• _Set tasks_:
1 - Answer the following from the Bay Club forum thread:
(a) What was the Bay Club's special assessment for?
(b) In which state does HGVCLover live?
(c) What does HGVCLover believe is affecting timeshare prices?
2 - Write the next part of the Bay Club forum thread, continuing on from its final line.

• _Text excerpt_:
I own BC, have for years, and have yet to be concerned about rumors, whichi is what most are, just rumors.

You own what you are comfortable with.


----------



## HGVCLover (Jun 22, 2010)

SDtwins said:


> The Bay Club had a special  assessment (due a few weeks ago) for the interior renovations that are starting. The owners that I bought my resale from were dumping their weeks due to the special assessment. I suspect this and the opinion (incorrect opinion in my book) that the affliliate status of the Bay Club could mean that HGVC is going to drop them is depressing the Bay Club prices even more than the other TS properties. I was happy to take advantage of this. ;-)



We live in Hawaii and were just at Kingsland.  We usually stay at the Bay Club, no I do not think access to the Hilton Hotel is worth staying at the other HGVC Waikoloa properties, and the renovations have started.  It looks like the units are going to be totally transformed and IMHO probably just as nice if not nicer then the other HGVC properties there.

I think the economy is having an impact on the price of TS.


----------



## frankhi (Jun 23, 2010)

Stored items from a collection
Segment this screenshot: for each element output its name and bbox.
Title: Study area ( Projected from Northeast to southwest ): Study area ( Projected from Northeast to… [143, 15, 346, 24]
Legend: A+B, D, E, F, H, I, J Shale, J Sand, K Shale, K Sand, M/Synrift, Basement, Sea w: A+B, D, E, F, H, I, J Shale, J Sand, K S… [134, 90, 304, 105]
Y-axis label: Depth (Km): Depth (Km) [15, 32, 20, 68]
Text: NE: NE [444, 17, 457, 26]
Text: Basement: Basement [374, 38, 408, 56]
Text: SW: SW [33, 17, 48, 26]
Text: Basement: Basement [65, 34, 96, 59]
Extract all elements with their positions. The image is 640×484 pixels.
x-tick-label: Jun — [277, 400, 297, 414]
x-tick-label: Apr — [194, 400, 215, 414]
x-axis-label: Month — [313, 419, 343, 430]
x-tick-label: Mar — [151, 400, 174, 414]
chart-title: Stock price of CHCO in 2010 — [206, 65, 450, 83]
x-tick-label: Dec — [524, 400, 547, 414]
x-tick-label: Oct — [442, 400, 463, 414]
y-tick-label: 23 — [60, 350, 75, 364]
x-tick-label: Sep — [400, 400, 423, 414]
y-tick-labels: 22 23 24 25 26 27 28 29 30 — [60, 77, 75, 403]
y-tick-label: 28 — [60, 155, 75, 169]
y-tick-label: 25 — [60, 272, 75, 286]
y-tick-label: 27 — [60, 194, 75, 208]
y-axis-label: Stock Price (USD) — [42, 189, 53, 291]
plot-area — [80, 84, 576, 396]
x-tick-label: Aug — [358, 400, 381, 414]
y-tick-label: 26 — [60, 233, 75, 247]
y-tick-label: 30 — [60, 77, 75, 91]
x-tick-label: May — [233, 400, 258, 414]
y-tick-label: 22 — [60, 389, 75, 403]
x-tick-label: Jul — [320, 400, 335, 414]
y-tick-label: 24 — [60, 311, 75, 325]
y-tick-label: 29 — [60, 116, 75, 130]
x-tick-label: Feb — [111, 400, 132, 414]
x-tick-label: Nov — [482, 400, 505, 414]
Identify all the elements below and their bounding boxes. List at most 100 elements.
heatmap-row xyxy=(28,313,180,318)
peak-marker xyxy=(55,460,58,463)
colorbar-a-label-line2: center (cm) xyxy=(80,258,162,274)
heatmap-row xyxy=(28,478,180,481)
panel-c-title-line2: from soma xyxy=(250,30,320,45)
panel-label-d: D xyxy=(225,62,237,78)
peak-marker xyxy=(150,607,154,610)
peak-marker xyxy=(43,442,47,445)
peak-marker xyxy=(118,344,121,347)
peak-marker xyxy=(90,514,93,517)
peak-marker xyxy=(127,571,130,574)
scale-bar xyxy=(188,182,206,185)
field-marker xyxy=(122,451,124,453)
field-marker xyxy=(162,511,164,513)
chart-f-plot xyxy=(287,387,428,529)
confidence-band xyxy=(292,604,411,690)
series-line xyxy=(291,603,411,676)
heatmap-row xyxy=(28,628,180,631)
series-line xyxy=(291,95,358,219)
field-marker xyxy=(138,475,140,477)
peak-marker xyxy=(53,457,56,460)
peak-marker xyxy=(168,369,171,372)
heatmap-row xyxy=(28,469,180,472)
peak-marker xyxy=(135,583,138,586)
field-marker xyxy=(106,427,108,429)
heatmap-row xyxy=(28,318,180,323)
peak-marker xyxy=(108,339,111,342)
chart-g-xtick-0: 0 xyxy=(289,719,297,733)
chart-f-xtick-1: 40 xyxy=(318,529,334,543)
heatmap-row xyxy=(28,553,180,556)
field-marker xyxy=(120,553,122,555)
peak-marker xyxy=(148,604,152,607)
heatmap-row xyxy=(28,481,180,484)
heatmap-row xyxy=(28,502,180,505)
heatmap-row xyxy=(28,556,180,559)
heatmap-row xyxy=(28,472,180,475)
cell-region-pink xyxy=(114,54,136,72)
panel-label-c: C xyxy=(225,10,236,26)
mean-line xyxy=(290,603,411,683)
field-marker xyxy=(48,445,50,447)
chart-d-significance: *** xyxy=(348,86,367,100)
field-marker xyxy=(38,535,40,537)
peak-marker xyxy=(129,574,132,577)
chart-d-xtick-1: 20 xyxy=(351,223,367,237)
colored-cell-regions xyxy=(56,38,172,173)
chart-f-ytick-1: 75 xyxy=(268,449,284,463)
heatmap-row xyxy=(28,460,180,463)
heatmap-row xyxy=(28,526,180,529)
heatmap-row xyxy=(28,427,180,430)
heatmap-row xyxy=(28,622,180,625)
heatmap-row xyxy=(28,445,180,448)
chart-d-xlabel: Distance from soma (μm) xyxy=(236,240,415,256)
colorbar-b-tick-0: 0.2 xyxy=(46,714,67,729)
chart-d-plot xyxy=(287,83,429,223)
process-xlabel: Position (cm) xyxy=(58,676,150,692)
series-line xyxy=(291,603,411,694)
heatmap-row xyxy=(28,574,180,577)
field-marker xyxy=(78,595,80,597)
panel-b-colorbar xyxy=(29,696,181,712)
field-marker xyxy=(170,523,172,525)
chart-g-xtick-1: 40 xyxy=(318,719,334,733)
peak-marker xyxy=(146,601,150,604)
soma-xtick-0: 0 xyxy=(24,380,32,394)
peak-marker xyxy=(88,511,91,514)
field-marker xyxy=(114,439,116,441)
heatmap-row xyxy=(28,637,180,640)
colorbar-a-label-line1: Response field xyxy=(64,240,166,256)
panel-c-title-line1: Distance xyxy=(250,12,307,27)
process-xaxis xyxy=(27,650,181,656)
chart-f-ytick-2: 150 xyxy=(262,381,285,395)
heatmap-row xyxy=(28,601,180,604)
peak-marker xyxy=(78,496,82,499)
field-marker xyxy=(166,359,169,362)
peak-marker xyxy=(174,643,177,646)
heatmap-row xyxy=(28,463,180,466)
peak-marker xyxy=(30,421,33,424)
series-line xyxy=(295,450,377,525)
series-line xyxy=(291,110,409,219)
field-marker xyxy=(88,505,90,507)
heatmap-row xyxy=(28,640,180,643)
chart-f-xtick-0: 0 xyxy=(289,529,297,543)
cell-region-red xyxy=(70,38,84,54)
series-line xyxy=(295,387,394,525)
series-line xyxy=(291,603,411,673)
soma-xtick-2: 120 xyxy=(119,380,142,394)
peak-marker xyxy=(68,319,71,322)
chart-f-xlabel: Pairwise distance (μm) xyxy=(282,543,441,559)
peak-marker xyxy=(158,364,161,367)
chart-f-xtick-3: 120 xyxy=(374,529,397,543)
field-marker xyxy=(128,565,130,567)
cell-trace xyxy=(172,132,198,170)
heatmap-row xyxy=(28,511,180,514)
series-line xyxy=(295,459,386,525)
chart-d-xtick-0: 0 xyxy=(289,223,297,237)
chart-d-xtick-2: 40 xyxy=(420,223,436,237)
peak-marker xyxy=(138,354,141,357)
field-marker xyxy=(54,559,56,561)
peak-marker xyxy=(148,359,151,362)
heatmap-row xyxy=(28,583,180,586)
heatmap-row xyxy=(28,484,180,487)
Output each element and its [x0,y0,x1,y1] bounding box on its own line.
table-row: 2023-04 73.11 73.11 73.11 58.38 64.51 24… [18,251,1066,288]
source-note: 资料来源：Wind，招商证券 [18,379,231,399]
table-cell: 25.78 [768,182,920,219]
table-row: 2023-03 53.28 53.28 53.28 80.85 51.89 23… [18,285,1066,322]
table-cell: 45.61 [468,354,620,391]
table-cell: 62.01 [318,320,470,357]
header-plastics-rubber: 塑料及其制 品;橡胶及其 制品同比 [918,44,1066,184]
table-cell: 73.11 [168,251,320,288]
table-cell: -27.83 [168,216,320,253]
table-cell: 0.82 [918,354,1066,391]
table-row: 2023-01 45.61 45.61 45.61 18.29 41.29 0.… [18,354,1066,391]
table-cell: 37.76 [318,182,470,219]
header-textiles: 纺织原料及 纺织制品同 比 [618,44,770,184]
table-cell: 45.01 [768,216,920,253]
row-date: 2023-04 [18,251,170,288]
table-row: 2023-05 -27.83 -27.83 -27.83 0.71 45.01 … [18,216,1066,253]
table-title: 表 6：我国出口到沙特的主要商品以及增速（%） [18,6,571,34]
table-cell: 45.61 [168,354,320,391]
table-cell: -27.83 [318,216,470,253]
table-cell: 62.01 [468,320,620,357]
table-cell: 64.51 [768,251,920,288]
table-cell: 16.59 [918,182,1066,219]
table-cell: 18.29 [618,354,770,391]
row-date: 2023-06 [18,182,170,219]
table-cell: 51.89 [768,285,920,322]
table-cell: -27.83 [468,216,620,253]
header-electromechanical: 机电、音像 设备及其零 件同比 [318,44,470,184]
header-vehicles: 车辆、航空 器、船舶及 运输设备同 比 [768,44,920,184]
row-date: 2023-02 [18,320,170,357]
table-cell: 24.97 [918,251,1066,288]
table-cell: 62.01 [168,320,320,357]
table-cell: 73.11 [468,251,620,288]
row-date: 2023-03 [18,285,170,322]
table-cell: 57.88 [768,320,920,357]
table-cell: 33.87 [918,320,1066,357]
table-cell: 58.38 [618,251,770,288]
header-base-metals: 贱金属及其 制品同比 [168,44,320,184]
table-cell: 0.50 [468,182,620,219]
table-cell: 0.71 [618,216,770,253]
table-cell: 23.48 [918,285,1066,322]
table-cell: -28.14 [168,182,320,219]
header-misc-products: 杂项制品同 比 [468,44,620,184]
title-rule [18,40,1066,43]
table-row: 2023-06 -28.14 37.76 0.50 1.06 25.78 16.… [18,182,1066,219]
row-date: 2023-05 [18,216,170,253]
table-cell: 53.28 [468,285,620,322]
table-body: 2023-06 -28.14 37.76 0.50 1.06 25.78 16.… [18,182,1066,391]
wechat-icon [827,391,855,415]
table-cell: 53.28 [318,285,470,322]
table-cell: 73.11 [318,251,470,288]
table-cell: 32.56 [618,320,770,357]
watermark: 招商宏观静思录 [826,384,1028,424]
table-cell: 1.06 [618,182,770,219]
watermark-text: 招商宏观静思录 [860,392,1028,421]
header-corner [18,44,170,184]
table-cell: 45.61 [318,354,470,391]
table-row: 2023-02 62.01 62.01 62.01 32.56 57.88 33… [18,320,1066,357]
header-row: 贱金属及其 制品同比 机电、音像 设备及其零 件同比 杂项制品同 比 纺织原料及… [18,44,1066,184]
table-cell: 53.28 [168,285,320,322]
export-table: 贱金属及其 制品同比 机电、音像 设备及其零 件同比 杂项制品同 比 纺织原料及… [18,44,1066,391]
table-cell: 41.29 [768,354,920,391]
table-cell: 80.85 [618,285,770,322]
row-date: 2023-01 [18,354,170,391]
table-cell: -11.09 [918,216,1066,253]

• _Solved problems_:
1 -
(a) The interior renovations that are starting.
(b) Hawaii.
(c) The economy.

2 -
I like the Bay Club and they are so cheap and easy to book any week, just pay the $80/day (or whatever) for access to the hilton when you want to go, you'll be way ahead. I mean an extra $400 a week (5 days at the hilton) when you can buy it for 1000's less is chump change.


----------



## bobemac (Jun 23, 2010)

We have stayed at the HWV resort many times.

  The pool area is covered with screaming kiddos. We have never had any desire to use that pool area. Even the adult pool at the ocean tower is over run.
   The Kohala Coast has many real natural beaches. These places are much more enjoyable than the HWV pool.
   We have also owned at the Bay Club for awhile. We have always found the
Bay Club more private, a better location, closer to the ocean and the golf course, and with much larger rooms.
   The only knock against the BC was it was constructed in the 1990s.
The BC units are now being completely refurbished. We have been charged
a grand total of $497 for our huge 2 bedroom unit.
   The BC is quite the bargin now.
 Just don't tell anybody. I'm getting ready to pick up another deal.


----------



## stevet1 (Jun 24, 2010)

OK, thanks everyone for the replies....Finally, my funds got refunded from the failed Waikoloa Beach purchase attempt. 

So I've taken the extra time to come up with a spreadsheet calculator, and like you experts already know - the MF's are the key for long term value. I just didn't realize how important they were until I crunched the numbers. (No Bay Club for me... MF's will make this a more costly purchase over 20/30 years, even if the TS was given to me for free)

I'm starting to correspond with Judi to search for deals that match my expectations.... but for some reason Judi's listed MF's seem to be less than what  other sellers list on EBAY.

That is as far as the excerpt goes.